(Extracted data entries)
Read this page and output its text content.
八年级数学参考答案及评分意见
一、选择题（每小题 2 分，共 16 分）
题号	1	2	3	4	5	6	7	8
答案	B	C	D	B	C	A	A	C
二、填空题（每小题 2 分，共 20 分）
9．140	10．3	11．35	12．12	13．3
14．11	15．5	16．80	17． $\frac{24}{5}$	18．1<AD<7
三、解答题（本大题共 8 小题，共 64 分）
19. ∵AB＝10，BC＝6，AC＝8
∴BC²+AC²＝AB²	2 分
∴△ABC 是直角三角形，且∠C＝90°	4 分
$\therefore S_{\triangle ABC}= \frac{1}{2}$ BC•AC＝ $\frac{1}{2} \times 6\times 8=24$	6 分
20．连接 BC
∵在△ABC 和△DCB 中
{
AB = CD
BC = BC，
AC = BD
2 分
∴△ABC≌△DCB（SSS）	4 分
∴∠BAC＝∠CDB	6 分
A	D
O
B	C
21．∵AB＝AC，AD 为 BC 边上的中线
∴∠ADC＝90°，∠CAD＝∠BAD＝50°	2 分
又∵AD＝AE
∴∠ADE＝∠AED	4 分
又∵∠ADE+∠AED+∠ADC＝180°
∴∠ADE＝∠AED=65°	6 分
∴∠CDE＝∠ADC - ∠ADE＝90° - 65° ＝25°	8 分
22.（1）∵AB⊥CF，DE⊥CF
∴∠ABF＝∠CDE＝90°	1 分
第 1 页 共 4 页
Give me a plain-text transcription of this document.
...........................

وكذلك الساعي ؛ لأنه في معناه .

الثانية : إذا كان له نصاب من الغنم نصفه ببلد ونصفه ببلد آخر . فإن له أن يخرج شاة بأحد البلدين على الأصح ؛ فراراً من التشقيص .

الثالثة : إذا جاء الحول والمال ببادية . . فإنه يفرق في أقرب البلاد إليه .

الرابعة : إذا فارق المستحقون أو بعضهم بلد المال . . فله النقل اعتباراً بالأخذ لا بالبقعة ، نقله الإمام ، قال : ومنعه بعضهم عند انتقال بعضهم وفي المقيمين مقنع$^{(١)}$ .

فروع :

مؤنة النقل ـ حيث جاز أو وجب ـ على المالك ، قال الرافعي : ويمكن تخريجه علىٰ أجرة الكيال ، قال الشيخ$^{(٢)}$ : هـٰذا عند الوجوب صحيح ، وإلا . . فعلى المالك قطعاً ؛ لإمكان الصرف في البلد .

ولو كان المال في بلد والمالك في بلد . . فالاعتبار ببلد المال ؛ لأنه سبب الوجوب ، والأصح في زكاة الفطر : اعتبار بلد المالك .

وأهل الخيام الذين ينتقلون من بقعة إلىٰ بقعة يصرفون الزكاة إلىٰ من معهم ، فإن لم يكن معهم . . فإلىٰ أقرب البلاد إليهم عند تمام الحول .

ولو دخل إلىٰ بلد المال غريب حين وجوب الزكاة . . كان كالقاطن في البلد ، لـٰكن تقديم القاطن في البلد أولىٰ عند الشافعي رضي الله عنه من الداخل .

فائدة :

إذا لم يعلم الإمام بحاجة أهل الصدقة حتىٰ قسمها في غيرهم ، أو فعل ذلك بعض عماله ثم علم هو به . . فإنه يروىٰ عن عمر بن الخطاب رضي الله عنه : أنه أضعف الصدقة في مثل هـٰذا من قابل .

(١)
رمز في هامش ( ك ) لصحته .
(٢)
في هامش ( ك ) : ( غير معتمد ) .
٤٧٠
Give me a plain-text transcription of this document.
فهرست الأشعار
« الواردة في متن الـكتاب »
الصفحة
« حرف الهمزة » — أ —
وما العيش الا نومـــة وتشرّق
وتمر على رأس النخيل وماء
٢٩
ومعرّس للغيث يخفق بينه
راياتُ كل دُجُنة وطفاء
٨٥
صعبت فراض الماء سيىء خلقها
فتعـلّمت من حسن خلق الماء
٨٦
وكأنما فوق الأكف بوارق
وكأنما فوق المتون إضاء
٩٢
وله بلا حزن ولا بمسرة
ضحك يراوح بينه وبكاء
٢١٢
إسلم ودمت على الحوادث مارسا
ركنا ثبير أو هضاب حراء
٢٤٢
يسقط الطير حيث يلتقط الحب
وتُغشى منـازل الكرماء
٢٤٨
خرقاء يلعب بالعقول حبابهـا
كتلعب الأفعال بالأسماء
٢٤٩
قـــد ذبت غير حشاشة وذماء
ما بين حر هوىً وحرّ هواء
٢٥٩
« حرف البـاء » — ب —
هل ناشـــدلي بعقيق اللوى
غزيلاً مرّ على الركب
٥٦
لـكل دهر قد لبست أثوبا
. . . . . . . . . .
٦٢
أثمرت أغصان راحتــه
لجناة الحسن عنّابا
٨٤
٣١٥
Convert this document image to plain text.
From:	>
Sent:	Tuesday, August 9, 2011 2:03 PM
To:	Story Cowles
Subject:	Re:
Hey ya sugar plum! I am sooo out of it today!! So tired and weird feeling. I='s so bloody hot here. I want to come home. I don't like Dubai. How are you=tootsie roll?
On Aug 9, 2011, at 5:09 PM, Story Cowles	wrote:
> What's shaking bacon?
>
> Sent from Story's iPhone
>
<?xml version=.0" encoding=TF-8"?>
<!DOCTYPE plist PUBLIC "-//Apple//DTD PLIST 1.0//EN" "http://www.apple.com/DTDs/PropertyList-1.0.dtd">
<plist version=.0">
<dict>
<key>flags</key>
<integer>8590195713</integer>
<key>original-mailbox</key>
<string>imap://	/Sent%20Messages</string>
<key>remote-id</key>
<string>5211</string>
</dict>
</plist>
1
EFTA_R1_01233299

=== Given task ===
Restate the data above exactly, keeping each word as it stands.

=== Answer ===
Read this page and output its text content.
八年级数学参考答案及评分意见
一、选择题（每小题 2 分，共 16 分）
题号	1	2	3	4	5	6	7	8
答案	B	C	D	B	C	A	A	C
二、填空题（每小题 2 分，共 20 分）
9．140	10．3	11．35	12．12	13．3
14．11	15．5	16．80	17． $\frac{24}{5}$	18．1<AD<7
三、解答题（本大题共 8 小题，共 64 分）
19. ∵AB＝10，BC＝6，AC＝8
∴BC²+AC²＝AB²	2 分
∴△ABC 是直角三角形，且∠C＝90°	4 分
$\therefore S_{\triangle ABC}= \frac{1}{2}$ BC•AC＝ $\frac{1}{2} \times 6\times 8=24$	6 分
20．连接 BC
∵在△ABC 和△DCB 中
{
AB = CD
BC = BC，
AC = BD
2 分
∴△ABC≌△DCB（SSS）	4 分
∴∠BAC＝∠CDB	6 分
A	D
O
B	C
21．∵AB＝AC，AD 为 BC 边上的中线
∴∠ADC＝90°，∠CAD＝∠BAD＝50°	2 分
又∵AD＝AE
∴∠ADE＝∠AED	4 分
又∵∠ADE+∠AED+∠ADC＝180°
∴∠ADE＝∠AED=65°	6 分
∴∠CDE＝∠ADC - ∠ADE＝90° - 65° ＝25°	8 分
22.（1）∵AB⊥CF，DE⊥CF
∴∠ABF＝∠CDE＝90°	1 分
第 1 页 共 4 页
Give me a plain-text transcription of this document.
...........................

وكذلك الساعي ؛ لأنه في معناه .

الثانية : إذا كان له نصاب من الغنم نصفه ببلد ونصفه ببلد آخر . فإن له أن يخرج شاة بأحد البلدين على الأصح ؛ فراراً من التشقيص .

الثالثة : إذا جاء الحول والمال ببادية . . فإنه يفرق في أقرب البلاد إليه .

الرابعة : إذا فارق المستحقون أو بعضهم بلد المال . . فله النقل اعتباراً بالأخذ لا بالبقعة ، نقله الإمام ، قال : ومنعه بعضهم عند انتقال بعضهم وفي المقيمين مقنع$^{(١)}$ .

فروع :

مؤنة النقل ـ حيث جاز أو وجب ـ على المالك ، قال الرافعي : ويمكن تخريجه علىٰ أجرة الكيال ، قال الشيخ$^{(٢)}$ : هـٰذا عند الوجوب صحيح ، وإلا . . فعلى المالك قطعاً ؛ لإمكان الصرف في البلد .

ولو كان المال في بلد والمالك في بلد . . فالاعتبار ببلد المال ؛ لأنه سبب الوجوب ، والأصح في زكاة الفطر : اعتبار بلد المالك .

وأهل الخيام الذين ينتقلون من بقعة إلىٰ بقعة يصرفون الزكاة إلىٰ من معهم ، فإن لم يكن معهم . . فإلىٰ أقرب البلاد إليهم عند تمام الحول .

ولو دخل إلىٰ بلد المال غريب حين وجوب الزكاة . . كان كالقاطن في البلد ، لـٰكن تقديم القاطن في البلد أولىٰ عند الشافعي رضي الله عنه من الداخل .

فائدة :

إذا لم يعلم الإمام بحاجة أهل الصدقة حتىٰ قسمها في غيرهم ، أو فعل ذلك بعض عماله ثم علم هو به . . فإنه يروىٰ عن عمر بن الخطاب رضي الله عنه : أنه أضعف الصدقة في مثل هـٰذا من قابل .

(١)
رمز في هامش ( ك ) لصحته .
(٢)
في هامش ( ك ) : ( غير معتمد ) .
٤٧٠
Give me a plain-text transcription of this document.
فهرست الأشعار
« الواردة في متن الـكتاب »
الصفحة
« حرف الهمزة » — أ —
وما العيش الا نومـــة وتشرّق
وتمر على رأس النخيل وماء
٢٩
ومعرّس للغيث يخفق بينه
راياتُ كل دُجُنة وطفاء
٨٥
صعبت فراض الماء سيىء خلقها
فتعـلّمت من حسن خلق الماء
٨٦
وكأنما فوق الأكف بوارق
وكأنما فوق المتون إضاء
٩٢
وله بلا حزن ولا بمسرة
ضحك يراوح بينه وبكاء
٢١٢
إسلم ودمت على الحوادث مارسا
ركنا ثبير أو هضاب حراء
٢٤٢
يسقط الطير حيث يلتقط الحب
وتُغشى منـازل الكرماء
٢٤٨
خرقاء يلعب بالعقول حبابهـا
كتلعب الأفعال بالأسماء
٢٤٩
قـــد ذبت غير حشاشة وذماء
ما بين حر هوىً وحرّ هواء
٢٥٩
« حرف البـاء » — ب —
هل ناشـــدلي بعقيق اللوى
غزيلاً مرّ على الركب
٥٦
لـكل دهر قد لبست أثوبا
. . . . . . . . . .
٦٢
أثمرت أغصان راحتــه
لجناة الحسن عنّابا
٨٤
٣١٥
Convert this document image to plain text.
From:	>
Sent:	Tuesday, August 9, 2011 2:03 PM
To:	Story Cowles
Subject:	Re:
Hey ya sugar plum! I am sooo out of it today!! So tired and weird feeling. I='s so bloody hot here. I want to come home. I don't like Dubai. How are you=tootsie roll?
On Aug 9, 2011, at 5:09 PM, Story Cowles	wrote:
> What's shaking bacon?
>
> Sent from Story's iPhone
>
<?xml version=.0" encoding=TF-8"?>
<!DOCTYPE plist PUBLIC "-//Apple//DTD PLIST 1.0//EN" "http://www.apple.com/DTDs/PropertyList-1.0.dtd">
<plist version=.0">
<dict>
<key>flags</key>
<integer>8590195713</integer>
<key>original-mailbox</key>
<string>imap://	/Sent%20Messages</string>
<key>remote-id</key>
<string>5211</string>
</dict>
</plist>
1
EFTA_R1_01233299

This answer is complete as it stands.